## WRITTEN EXERCISE
Your task is to transcribe the data in full.

______________________________

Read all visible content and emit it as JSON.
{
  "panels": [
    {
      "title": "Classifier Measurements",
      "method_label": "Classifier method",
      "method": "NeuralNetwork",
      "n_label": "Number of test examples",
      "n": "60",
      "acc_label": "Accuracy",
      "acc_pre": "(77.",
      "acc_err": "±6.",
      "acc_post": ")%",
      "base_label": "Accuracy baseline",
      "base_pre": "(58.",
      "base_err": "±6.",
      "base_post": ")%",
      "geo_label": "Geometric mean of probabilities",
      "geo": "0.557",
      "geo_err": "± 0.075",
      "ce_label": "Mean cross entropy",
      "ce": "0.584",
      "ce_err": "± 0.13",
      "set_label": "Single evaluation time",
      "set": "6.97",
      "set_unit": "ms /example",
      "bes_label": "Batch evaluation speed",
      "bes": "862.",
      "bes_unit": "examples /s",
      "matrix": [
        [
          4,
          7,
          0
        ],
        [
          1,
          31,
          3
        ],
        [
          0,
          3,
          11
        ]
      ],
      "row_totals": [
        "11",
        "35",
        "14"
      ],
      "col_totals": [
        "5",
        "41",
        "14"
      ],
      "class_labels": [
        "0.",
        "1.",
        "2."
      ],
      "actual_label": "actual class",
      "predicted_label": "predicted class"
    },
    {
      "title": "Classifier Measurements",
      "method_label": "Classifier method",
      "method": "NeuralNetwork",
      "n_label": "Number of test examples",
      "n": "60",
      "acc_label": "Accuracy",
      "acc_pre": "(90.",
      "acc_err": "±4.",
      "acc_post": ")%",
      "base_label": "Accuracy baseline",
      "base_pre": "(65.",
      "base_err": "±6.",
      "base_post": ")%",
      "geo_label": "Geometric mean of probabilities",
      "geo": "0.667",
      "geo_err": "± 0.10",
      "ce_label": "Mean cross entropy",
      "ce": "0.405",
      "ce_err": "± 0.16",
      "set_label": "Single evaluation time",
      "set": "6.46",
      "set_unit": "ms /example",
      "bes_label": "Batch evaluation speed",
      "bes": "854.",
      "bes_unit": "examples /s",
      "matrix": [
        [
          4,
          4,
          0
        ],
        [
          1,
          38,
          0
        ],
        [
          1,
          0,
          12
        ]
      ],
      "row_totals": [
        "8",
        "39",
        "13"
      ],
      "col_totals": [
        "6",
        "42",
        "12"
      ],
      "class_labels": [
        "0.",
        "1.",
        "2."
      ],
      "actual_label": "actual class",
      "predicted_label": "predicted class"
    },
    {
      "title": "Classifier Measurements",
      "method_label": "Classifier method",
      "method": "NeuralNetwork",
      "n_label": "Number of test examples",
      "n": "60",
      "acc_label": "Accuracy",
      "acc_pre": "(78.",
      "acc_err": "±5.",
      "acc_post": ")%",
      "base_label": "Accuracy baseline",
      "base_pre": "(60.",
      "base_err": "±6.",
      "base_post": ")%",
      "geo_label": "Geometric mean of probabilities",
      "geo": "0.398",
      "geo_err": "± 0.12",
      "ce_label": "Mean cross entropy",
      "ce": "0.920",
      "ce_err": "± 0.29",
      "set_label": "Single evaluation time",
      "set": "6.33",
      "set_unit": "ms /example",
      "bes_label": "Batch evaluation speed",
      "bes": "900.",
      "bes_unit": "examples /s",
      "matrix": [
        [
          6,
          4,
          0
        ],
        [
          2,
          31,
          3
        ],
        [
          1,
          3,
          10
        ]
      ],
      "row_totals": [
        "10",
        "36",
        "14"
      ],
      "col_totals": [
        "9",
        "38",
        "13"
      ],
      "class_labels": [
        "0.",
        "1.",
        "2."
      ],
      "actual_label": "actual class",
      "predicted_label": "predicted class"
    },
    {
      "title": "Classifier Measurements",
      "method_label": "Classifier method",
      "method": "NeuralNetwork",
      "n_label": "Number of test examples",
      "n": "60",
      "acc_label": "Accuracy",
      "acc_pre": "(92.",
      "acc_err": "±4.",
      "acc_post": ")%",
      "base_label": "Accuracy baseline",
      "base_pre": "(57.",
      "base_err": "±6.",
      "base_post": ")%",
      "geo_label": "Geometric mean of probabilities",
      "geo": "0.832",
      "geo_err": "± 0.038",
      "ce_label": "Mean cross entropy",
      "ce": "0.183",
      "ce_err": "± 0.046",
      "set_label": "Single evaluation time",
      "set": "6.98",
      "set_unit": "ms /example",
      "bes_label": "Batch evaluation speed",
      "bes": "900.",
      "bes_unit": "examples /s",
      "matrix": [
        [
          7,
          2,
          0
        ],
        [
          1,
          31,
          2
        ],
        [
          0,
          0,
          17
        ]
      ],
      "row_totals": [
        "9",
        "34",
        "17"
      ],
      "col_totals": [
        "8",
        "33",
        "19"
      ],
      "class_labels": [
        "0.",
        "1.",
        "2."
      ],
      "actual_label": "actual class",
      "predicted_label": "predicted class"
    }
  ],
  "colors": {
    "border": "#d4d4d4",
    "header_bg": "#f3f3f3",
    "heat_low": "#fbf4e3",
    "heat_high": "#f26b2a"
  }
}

______________________________

## COMPLETE OUTPUT
Read all visible content and emit it as JSON.
{
  "panels": [
    {
      "title": "Classifier Measurements",
      "method_label": "Classifier method",
      "method": "NeuralNetwork",
      "n_label": "Number of test examples",
      "n": "60",
      "acc_label": "Accuracy",
      "acc_pre": "(77.",
      "acc_err": "±6.",
      "acc_post": ")%",
      "base_label": "Accuracy baseline",
      "base_pre": "(58.",
      "base_err": "±6.",
      "base_post": ")%",
      "geo_label": "Geometric mean of probabilities",
      "geo": "0.557",
      "geo_err": "± 0.075",
      "ce_label": "Mean cross entropy",
      "ce": "0.584",
      "ce_err": "± 0.13",
      "set_label": "Single evaluation time",
      "set": "6.97",
      "set_unit": "ms /example",
      "bes_label": "Batch evaluation speed",
      "bes": "862.",
      "bes_unit": "examples /s",
      "matrix": [
        [
          4,
          7,
          0
        ],
        [
          1,
          31,
          3
        ],
        [
          0,
          3,
          11
        ]
      ],
      "row_totals": [
        "11",
        "35",
        "14"
      ],
      "col_totals": [
        "5",
        "41",
        "14"
      ],
      "class_labels": [
        "0.",
        "1.",
        "2."
      ],
      "actual_label": "actual class",
      "predicted_label": "predicted class"
    },
    {
      "title": "Classifier Measurements",
      "method_label": "Classifier method",
      "method": "NeuralNetwork",
      "n_label": "Number of test examples",
      "n": "60",
      "acc_label": "Accuracy",
      "acc_pre": "(90.",
      "acc_err": "±4.",
      "acc_post": ")%",
      "base_label": "Accuracy baseline",
      "base_pre": "(65.",
      "base_err": "±6.",
      "base_post": ")%",
      "geo_label": "Geometric mean of probabilities",
      "geo": "0.667",
      "geo_err": "± 0.10",
      "ce_label": "Mean cross entropy",
      "ce": "0.405",
      "ce_err": "± 0.16",
      "set_label": "Single evaluation time",
      "set": "6.46",
      "set_unit": "ms /example",
      "bes_label": "Batch evaluation speed",
      "bes": "854.",
      "bes_unit": "examples /s",
      "matrix": [
        [
          4,
          4,
          0
        ],
        [
          1,
          38,
          0
        ],
        [
          1,
          0,
          12
        ]
      ],
      "row_totals": [
        "8",
        "39",
        "13"
      ],
      "col_totals": [
        "6",
        "42",
        "12"
      ],
      "class_labels": [
        "0.",
        "1.",
        "2."
      ],
      "actual_label": "actual class",
      "predicted_label": "predicted class"
    },
    {
      "title": "Classifier Measurements",
      "method_label": "Classifier method",
      "method": "NeuralNetwork",
      "n_label": "Number of test examples",
      "n": "60",
      "acc_label": "Accuracy",
      "acc_pre": "(78.",
      "acc_err": "±5.",
      "acc_post": ")%",
      "base_label": "Accuracy baseline",
      "base_pre": "(60.",
      "base_err": "±6.",
      "base_post": ")%",
      "geo_label": "Geometric mean of probabilities",
      "geo": "0.398",
      "geo_err": "± 0.12",
      "ce_label": "Mean cross entropy",
      "ce": "0.920",
      "ce_err": "± 0.29",
      "set_label": "Single evaluation time",
      "set": "6.33",
      "set_unit": "ms /example",
      "bes_label": "Batch evaluation speed",
      "bes": "900.",
      "bes_unit": "examples /s",
      "matrix": [
        [
          6,
          4,
          0
        ],
        [
          2,
          31,
          3
        ],
        [
          1,
          3,
          10
        ]
      ],
      "row_totals": [
        "10",
        "36",
        "14"
      ],
      "col_totals": [
        "9",
        "38",
        "13"
      ],
      "class_labels": [
        "0.",
        "1.",
        "2."
      ],
      "actual_label": "actual class",
      "predicted_label": "predicted class"
    },
    {
      "title": "Classifier Measurements",
      "method_label": "Classifier method",
      "method": "NeuralNetwork",
      "n_label": "Number of test examples",
      "n": "60",
      "acc_label": "Accuracy",
      "acc_pre": "(92.",
      "acc_err": "±4.",
      "acc_post": ")%",
      "base_label": "Accuracy baseline",
      "base_pre": "(57.",
      "base_err": "±6.",
      "base_post": ")%",
      "geo_label": "Geometric mean of probabilities",
      "geo": "0.832",
      "geo_err": "± 0.038",
      "ce_label": "Mean cross entropy",
      "ce": "0.183",
      "ce_err": "± 0.046",
      "set_label": "Single evaluation time",
      "set": "6.98",
      "set_unit": "ms /example",
      "bes_label": "Batch evaluation speed",
      "bes": "900.",
      "bes_unit": "examples /s",
      "matrix": [
        [
          7,
          2,
          0
        ],
        [
          1,
          31,
          2
        ],
        [
          0,
          0,
          17
        ]
      ],
      "row_totals": [
        "9",
        "34",
        "17"
      ],
      "col_totals": [
        "8",
        "33",
        "19"
      ],
      "class_labels": [
        "0.",
        "1.",
        "2."
      ],
      "actual_label": "actual class",
      "predicted_label": "predicted class"
    }
  ],
  "colors": {
    "border": "#d4d4d4",
    "header_bg": "#f3f3f3",
    "heat_low": "#fbf4e3",
    "heat_high": "#f26b2a"
  }
}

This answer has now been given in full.